• _Data supplied_
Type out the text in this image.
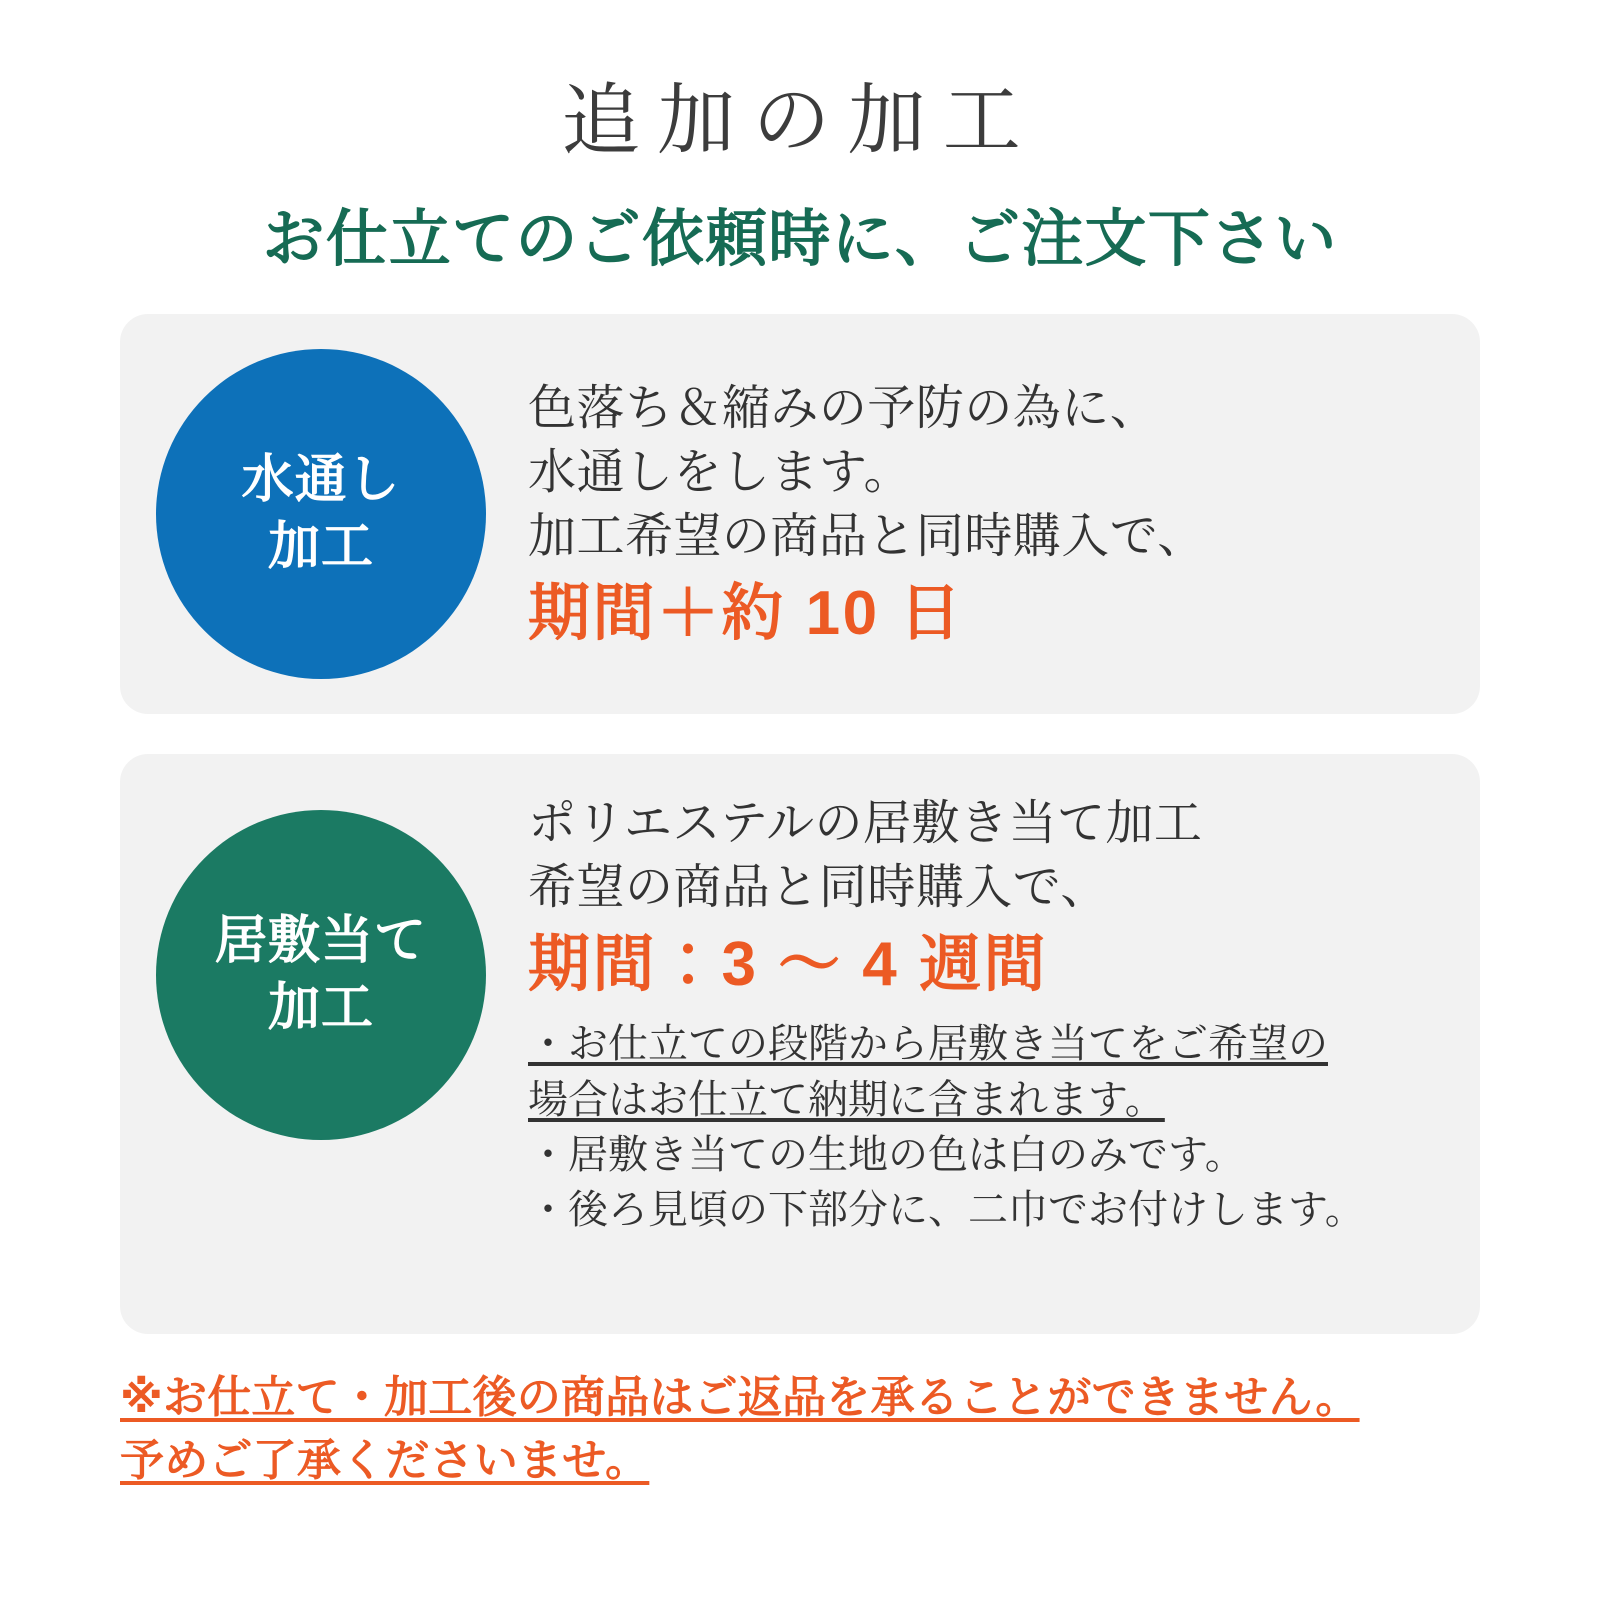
追加の加工
お仕立てのご依頼時に、ご注文下さい
水通し
加工
色落ち＆縮みの予防の為に、
水通しをします。
加工希望の商品と同時購入で、
期間＋約 10 日
居敷当て
加工
ポリエステルの居敷き当て加工
希望の商品と同時購入で、
期間：3 〜 4 週間
・お仕立ての段階から居敷き当てをご希望の
場合はお仕立て納期に含まれます。
・居敷き当ての生地の色は白のみです。
・後ろ見頃の下部分に、二巾でお付けします。
※お仕立て・加工後の商品はご返品を承ることができません。 予めご了承くださいませ。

• _Objective_
Return all of the data exactly as written, and drop the pictures.

• _Solved problem_
Type out the text in this image.
追加の加工
お仕立てのご依頼時に、ご注文下さい
水通し
加工
色落ち＆縮みの予防の為に、
水通しをします。
加工希望の商品と同時購入で、
期間＋約 10 日
居敷当て
加工
ポリエステルの居敷き当て加工
希望の商品と同時購入で、
期間：3 〜 4 週間
・お仕立ての段階から居敷き当てをご希望の
場合はお仕立て納期に含まれます。
・居敷き当ての生地の色は白のみです。
・後ろ見頃の下部分に、二巾でお付けします。
※お仕立て・加工後の商品はご返品を承ることができません。 予めご了承くださいませ。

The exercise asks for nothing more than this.